- DO THIS:
Reproduce the data in its entirety, exactly as supplied.

- DATA RECORDS:
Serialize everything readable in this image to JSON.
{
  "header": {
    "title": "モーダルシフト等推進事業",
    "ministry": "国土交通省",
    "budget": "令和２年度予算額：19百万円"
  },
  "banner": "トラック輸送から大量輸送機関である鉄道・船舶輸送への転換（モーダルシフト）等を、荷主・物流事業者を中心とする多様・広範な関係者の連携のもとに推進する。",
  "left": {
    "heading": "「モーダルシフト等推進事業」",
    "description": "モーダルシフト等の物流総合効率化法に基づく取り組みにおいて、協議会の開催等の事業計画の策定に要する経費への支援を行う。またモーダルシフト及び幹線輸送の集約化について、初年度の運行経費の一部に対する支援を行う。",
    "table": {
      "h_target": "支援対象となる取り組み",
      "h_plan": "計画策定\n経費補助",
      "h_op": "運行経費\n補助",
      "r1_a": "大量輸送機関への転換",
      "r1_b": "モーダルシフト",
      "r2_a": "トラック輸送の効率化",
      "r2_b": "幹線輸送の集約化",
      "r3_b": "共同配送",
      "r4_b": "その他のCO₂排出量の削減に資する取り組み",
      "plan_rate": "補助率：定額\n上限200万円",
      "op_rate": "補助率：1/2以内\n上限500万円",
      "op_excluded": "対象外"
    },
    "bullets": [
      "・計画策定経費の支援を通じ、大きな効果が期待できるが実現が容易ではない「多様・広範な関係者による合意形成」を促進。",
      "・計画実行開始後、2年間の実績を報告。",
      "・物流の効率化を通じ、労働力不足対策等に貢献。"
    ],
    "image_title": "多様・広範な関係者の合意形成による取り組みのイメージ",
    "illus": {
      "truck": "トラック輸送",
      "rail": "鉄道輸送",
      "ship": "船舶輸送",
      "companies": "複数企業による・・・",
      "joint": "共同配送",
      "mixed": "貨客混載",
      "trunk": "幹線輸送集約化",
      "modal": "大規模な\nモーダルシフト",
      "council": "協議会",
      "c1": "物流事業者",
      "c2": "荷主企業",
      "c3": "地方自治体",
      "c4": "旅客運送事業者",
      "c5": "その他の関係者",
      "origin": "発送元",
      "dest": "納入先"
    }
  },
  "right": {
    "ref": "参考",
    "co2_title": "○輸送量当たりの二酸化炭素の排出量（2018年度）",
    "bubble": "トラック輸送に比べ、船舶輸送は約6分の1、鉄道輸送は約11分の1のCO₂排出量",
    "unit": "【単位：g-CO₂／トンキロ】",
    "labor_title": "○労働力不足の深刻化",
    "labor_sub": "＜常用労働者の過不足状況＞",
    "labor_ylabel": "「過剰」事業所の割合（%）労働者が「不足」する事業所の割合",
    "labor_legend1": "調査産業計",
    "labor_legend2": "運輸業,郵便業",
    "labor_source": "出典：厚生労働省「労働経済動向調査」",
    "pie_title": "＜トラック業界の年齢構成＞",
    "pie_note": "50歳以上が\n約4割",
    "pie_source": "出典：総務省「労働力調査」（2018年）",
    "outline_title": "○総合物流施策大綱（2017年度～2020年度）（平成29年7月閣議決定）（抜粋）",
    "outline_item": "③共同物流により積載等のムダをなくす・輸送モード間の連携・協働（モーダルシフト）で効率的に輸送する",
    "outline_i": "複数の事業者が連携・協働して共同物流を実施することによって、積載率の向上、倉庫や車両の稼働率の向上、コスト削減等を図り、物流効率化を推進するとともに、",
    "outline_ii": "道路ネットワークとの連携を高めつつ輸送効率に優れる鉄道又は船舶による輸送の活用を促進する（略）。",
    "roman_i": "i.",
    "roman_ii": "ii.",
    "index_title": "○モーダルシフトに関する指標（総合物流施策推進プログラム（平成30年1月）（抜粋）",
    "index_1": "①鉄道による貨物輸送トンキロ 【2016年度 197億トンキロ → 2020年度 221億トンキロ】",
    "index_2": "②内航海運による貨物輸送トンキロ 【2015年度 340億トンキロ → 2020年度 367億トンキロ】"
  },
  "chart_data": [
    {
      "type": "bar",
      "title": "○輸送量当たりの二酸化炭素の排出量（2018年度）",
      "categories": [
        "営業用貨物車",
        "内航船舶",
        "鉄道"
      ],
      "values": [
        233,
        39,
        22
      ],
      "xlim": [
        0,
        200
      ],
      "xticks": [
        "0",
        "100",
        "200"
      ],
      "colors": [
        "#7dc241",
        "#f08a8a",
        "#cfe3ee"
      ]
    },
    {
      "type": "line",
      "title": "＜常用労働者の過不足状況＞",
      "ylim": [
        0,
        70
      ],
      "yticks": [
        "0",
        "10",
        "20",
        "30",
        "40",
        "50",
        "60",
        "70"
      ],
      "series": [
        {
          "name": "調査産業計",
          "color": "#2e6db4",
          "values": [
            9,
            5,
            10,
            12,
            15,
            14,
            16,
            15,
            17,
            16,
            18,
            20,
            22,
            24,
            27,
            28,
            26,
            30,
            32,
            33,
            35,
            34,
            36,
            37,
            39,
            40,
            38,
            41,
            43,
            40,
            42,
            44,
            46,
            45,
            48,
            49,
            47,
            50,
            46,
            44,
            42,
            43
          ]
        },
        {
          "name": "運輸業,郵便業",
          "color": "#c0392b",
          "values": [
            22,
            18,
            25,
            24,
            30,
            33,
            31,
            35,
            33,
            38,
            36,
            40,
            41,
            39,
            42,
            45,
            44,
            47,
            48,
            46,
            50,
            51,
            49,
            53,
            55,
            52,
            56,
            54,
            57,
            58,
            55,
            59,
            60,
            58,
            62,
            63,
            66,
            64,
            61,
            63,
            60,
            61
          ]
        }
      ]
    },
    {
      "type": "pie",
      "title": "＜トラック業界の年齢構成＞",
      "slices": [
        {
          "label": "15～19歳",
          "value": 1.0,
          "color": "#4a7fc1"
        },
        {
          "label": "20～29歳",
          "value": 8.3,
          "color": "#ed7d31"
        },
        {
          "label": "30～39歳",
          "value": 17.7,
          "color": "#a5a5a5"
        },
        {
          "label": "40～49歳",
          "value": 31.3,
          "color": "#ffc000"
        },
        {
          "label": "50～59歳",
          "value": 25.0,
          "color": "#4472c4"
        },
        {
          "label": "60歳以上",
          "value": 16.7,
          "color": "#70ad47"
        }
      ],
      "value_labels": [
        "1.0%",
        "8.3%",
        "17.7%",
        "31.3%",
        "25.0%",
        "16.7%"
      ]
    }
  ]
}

- RESULT FOR THIS EXERCISE:
Serialize everything readable in this image to JSON.
{
  "header": {
    "title": "モーダルシフト等推進事業",
    "ministry": "国土交通省",
    "budget": "令和２年度予算額：19百万円"
  },
  "banner": "トラック輸送から大量輸送機関である鉄道・船舶輸送への転換（モーダルシフト）等を、荷主・物流事業者を中心とする多様・広範な関係者の連携のもとに推進する。",
  "left": {
    "heading": "「モーダルシフト等推進事業」",
    "description": "モーダルシフト等の物流総合効率化法に基づく取り組みにおいて、協議会の開催等の事業計画の策定に要する経費への支援を行う。またモーダルシフト及び幹線輸送の集約化について、初年度の運行経費の一部に対する支援を行う。",
    "table": {
      "h_target": "支援対象となる取り組み",
      "h_plan": "計画策定\n経費補助",
      "h_op": "運行経費\n補助",
      "r1_a": "大量輸送機関への転換",
      "r1_b": "モーダルシフト",
      "r2_a": "トラック輸送の効率化",
      "r2_b": "幹線輸送の集約化",
      "r3_b": "共同配送",
      "r4_b": "その他のCO₂排出量の削減に資する取り組み",
      "plan_rate": "補助率：定額\n上限200万円",
      "op_rate": "補助率：1/2以内\n上限500万円",
      "op_excluded": "対象外"
    },
    "bullets": [
      "・計画策定経費の支援を通じ、大きな効果が期待できるが実現が容易ではない「多様・広範な関係者による合意形成」を促進。",
      "・計画実行開始後、2年間の実績を報告。",
      "・物流の効率化を通じ、労働力不足対策等に貢献。"
    ],
    "image_title": "多様・広範な関係者の合意形成による取り組みのイメージ",
    "illus": {
      "truck": "トラック輸送",
      "rail": "鉄道輸送",
      "ship": "船舶輸送",
      "companies": "複数企業による・・・",
      "joint": "共同配送",
      "mixed": "貨客混載",
      "trunk": "幹線輸送集約化",
      "modal": "大規模な\nモーダルシフト",
      "council": "協議会",
      "c1": "物流事業者",
      "c2": "荷主企業",
      "c3": "地方自治体",
      "c4": "旅客運送事業者",
      "c5": "その他の関係者",
      "origin": "発送元",
      "dest": "納入先"
    }
  },
  "right": {
    "ref": "参考",
    "co2_title": "○輸送量当たりの二酸化炭素の排出量（2018年度）",
    "bubble": "トラック輸送に比べ、船舶輸送は約6分の1、鉄道輸送は約11分の1のCO₂排出量",
    "unit": "【単位：g-CO₂／トンキロ】",
    "labor_title": "○労働力不足の深刻化",
    "labor_sub": "＜常用労働者の過不足状況＞",
    "labor_ylabel": "「過剰」事業所の割合（%）労働者が「不足」する事業所の割合",
    "labor_legend1": "調査産業計",
    "labor_legend2": "運輸業,郵便業",
    "labor_source": "出典：厚生労働省「労働経済動向調査」",
    "pie_title": "＜トラック業界の年齢構成＞",
    "pie_note": "50歳以上が\n約4割",
    "pie_source": "出典：総務省「労働力調査」（2018年）",
    "outline_title": "○総合物流施策大綱（2017年度～2020年度）（平成29年7月閣議決定）（抜粋）",
    "outline_item": "③共同物流により積載等のムダをなくす・輸送モード間の連携・協働（モーダルシフト）で効率的に輸送する",
    "outline_i": "複数の事業者が連携・協働して共同物流を実施することによって、積載率の向上、倉庫や車両の稼働率の向上、コスト削減等を図り、物流効率化を推進するとともに、",
    "outline_ii": "道路ネットワークとの連携を高めつつ輸送効率に優れる鉄道又は船舶による輸送の活用を促進する（略）。",
    "roman_i": "i.",
    "roman_ii": "ii.",
    "index_title": "○モーダルシフトに関する指標（総合物流施策推進プログラム（平成30年1月）（抜粋）",
    "index_1": "①鉄道による貨物輸送トンキロ 【2016年度 197億トンキロ → 2020年度 221億トンキロ】",
    "index_2": "②内航海運による貨物輸送トンキロ 【2015年度 340億トンキロ → 2020年度 367億トンキロ】"
  },
  "chart_data": [
    {
      "type": "bar",
      "title": "○輸送量当たりの二酸化炭素の排出量（2018年度）",
      "categories": [
        "営業用貨物車",
        "内航船舶",
        "鉄道"
      ],
      "values": [
        233,
        39,
        22
      ],
      "xlim": [
        0,
        200
      ],
      "xticks": [
        "0",
        "100",
        "200"
      ],
      "colors": [
        "#7dc241",
        "#f08a8a",
        "#cfe3ee"
      ]
    },
    {
      "type": "line",
      "title": "＜常用労働者の過不足状況＞",
      "ylim": [
        0,
        70
      ],
      "yticks": [
        "0",
        "10",
        "20",
        "30",
        "40",
        "50",
        "60",
        "70"
      ],
      "series": [
        {
          "name": "調査産業計",
          "color": "#2e6db4",
          "values": [
            9,
            5,
            10,
            12,
            15,
            14,
            16,
            15,
            17,
            16,
            18,
            20,
            22,
            24,
            27,
            28,
            26,
            30,
            32,
            33,
            35,
            34,
            36,
            37,
            39,
            40,
            38,
            41,
            43,
            40,
            42,
            44,
            46,
            45,
            48,
            49,
            47,
            50,
            46,
            44,
            42,
            43
          ]
        },
        {
          "name": "運輸業,郵便業",
          "color": "#c0392b",
          "values": [
            22,
            18,
            25,
            24,
            30,
            33,
            31,
            35,
            33,
            38,
            36,
            40,
            41,
            39,
            42,
            45,
            44,
            47,
            48,
            46,
            50,
            51,
            49,
            53,
            55,
            52,
            56,
            54,
            57,
            58,
            55,
            59,
            60,
            58,
            62,
            63,
            66,
            64,
            61,
            63,
            60,
            61
          ]
        }
      ]
    },
    {
      "type": "pie",
      "title": "＜トラック業界の年齢構成＞",
      "slices": [
        {
          "label": "15～19歳",
          "value": 1.0,
          "color": "#4a7fc1"
        },
        {
          "label": "20～29歳",
          "value": 8.3,
          "color": "#ed7d31"
        },
        {
          "label": "30～39歳",
          "value": 17.7,
          "color": "#a5a5a5"
        },
        {
          "label": "40～49歳",
          "value": 31.3,
          "color": "#ffc000"
        },
        {
          "label": "50～59歳",
          "value": 25.0,
          "color": "#4472c4"
        },
        {
          "label": "60歳以上",
          "value": 16.7,
          "color": "#70ad47"
        }
      ],
      "value_labels": [
        "1.0%",
        "8.3%",
        "17.7%",
        "31.3%",
        "25.0%",
        "16.7%"
      ]
    }
  ]
}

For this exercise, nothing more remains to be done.